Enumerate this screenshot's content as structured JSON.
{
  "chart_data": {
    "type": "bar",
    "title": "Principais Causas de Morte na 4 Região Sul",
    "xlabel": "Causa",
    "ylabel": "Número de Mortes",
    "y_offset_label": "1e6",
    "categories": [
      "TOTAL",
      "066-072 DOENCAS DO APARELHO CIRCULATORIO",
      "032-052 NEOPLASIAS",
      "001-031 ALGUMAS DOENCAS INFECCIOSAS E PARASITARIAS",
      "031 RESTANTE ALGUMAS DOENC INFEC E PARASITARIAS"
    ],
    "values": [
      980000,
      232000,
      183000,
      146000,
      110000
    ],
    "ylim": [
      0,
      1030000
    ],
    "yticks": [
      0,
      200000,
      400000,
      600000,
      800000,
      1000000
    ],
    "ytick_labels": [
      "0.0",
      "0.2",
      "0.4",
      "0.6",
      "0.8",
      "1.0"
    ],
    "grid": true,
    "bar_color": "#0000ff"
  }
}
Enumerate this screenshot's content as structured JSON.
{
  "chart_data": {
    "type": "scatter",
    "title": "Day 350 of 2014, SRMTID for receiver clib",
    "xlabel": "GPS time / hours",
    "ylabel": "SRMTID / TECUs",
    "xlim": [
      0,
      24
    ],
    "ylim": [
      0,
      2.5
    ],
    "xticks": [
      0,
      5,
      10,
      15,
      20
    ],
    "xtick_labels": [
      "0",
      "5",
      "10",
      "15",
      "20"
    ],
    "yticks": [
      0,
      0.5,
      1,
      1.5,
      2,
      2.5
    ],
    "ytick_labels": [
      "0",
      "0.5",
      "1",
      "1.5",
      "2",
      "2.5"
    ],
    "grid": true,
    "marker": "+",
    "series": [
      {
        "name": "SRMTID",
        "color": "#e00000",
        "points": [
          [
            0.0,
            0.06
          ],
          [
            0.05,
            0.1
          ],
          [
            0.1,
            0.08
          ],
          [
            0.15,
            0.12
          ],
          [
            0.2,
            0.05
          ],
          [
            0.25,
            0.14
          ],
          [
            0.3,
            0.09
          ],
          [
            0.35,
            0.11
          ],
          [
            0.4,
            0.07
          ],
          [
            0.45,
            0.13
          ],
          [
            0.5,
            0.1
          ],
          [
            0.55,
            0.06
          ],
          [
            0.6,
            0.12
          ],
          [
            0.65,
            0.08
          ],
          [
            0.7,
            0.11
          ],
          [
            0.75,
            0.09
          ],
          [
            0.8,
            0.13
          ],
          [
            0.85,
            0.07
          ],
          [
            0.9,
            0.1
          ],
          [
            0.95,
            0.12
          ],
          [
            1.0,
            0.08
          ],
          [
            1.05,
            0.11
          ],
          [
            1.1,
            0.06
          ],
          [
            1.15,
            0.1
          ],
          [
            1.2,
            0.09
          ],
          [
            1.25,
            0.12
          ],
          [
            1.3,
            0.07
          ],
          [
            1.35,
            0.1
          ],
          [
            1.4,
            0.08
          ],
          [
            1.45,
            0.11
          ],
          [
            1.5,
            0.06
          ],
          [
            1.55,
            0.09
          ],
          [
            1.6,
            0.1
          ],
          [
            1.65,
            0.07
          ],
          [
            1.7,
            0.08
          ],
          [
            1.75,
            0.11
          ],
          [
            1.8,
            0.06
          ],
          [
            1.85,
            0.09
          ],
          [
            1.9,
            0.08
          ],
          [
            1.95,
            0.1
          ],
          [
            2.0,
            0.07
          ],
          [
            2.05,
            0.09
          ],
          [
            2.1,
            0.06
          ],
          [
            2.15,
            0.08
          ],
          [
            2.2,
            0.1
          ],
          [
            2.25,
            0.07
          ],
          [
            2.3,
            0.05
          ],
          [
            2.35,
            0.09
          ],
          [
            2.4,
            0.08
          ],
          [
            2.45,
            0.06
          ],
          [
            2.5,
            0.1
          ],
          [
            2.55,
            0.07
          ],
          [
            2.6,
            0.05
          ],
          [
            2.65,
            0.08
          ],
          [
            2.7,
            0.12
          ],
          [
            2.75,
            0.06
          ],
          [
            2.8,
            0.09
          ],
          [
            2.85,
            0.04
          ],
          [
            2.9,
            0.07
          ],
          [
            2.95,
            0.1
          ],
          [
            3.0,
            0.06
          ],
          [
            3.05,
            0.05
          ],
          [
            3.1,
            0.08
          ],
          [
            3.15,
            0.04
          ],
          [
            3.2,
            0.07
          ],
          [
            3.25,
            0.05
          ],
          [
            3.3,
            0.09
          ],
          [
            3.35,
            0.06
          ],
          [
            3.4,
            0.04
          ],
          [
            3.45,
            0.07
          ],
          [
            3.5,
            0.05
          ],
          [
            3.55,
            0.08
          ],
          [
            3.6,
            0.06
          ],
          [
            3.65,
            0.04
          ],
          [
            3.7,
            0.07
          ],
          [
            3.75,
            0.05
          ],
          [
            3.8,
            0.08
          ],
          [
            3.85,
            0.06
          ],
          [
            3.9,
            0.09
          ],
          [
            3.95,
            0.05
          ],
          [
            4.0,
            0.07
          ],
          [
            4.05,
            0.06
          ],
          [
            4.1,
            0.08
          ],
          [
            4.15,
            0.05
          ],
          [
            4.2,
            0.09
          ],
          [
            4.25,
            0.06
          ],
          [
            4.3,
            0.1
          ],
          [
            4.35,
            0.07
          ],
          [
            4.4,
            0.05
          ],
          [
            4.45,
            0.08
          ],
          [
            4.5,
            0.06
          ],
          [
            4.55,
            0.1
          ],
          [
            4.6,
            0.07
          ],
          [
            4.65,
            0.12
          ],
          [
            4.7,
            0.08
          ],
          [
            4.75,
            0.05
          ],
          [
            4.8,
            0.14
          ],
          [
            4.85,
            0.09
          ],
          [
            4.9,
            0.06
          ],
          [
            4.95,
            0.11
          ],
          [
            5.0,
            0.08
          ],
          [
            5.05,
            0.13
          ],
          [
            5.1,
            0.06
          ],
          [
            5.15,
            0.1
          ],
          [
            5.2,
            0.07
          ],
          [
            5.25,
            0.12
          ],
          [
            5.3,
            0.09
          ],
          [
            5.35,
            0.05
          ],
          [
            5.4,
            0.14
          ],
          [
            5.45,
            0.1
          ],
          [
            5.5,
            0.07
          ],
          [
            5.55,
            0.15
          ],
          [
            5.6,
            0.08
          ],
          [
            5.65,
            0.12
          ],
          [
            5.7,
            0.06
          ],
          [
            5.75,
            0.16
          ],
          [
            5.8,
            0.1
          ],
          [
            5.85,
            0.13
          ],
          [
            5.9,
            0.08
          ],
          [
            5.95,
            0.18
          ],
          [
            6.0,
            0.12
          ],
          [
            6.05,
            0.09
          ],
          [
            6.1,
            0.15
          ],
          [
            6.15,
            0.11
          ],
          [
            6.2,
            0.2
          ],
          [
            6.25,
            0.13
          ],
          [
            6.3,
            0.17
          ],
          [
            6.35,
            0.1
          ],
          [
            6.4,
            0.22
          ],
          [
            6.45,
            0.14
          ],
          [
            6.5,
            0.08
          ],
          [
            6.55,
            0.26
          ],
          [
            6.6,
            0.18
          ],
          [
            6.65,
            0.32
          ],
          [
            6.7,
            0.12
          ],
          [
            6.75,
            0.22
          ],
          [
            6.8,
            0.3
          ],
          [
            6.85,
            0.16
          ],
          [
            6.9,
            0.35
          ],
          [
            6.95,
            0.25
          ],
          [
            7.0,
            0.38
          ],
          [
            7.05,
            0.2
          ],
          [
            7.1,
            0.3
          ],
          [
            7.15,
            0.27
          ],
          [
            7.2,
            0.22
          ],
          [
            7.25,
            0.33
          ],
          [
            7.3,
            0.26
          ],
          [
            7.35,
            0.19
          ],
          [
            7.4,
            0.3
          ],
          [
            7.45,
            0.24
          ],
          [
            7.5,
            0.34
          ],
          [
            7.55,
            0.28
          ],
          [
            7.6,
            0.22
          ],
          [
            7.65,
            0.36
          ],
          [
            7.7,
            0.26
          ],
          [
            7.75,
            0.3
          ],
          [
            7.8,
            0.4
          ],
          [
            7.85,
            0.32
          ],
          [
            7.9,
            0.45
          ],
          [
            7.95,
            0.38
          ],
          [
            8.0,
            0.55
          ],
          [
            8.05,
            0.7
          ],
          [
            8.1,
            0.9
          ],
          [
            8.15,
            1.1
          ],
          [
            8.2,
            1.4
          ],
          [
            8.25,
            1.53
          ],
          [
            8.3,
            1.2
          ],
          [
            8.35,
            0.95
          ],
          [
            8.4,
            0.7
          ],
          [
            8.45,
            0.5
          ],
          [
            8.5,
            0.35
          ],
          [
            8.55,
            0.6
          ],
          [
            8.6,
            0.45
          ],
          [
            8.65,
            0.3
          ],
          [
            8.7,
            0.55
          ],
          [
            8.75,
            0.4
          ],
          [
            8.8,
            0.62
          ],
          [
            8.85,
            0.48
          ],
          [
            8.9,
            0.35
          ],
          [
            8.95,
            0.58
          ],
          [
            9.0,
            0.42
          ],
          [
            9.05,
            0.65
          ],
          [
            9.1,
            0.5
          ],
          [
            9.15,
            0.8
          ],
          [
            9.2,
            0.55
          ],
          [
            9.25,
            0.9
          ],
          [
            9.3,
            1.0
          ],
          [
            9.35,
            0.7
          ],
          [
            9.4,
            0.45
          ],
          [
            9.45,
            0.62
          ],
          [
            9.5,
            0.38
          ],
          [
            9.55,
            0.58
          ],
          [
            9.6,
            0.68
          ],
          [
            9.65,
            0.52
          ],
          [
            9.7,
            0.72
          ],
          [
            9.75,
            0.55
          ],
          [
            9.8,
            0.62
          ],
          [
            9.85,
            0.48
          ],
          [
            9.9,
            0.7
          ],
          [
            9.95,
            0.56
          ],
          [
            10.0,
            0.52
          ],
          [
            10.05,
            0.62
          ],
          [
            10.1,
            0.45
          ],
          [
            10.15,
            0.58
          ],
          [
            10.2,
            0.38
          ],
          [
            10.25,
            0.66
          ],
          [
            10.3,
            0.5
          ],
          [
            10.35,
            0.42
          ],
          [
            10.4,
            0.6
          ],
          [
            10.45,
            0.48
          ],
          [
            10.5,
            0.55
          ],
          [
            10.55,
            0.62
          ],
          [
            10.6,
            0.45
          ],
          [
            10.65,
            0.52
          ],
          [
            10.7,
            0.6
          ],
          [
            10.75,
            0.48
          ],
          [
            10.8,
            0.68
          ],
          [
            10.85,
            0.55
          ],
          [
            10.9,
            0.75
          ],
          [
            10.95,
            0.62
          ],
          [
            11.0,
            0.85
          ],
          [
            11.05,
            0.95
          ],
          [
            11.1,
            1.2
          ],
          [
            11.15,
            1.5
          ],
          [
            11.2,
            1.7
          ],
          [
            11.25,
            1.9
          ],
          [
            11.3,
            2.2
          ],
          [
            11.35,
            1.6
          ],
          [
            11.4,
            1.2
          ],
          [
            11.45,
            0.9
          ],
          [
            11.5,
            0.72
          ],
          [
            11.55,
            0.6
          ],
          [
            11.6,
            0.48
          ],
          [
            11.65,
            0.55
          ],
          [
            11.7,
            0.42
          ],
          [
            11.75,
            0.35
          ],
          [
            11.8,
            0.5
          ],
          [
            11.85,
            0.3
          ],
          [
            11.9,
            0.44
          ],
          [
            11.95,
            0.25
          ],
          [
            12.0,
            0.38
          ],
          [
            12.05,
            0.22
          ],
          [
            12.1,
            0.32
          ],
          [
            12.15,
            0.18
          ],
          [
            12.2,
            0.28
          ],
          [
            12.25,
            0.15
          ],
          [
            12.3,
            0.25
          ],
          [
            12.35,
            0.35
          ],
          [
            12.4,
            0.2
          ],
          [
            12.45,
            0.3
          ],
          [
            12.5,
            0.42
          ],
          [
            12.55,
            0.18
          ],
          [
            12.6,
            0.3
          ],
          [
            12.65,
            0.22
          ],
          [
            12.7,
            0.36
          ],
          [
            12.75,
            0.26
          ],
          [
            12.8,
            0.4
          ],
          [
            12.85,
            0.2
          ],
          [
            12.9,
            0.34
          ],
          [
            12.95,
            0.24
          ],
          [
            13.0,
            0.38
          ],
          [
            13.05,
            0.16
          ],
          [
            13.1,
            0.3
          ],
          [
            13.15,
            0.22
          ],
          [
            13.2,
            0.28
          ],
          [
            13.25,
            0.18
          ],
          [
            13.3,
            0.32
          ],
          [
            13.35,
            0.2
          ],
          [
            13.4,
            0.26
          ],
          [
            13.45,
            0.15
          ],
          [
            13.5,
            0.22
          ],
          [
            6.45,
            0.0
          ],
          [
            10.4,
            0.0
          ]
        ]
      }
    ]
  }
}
---+---
What you need to do —
List the lines of the records where "DOENCAS" occurs.

Task output —
      "066-072 DOENCAS DO APARELHO CIRCULATORIO",
      "001-031 ALGUMAS DOENCAS INFECCIOSAS E PARASITARIAS",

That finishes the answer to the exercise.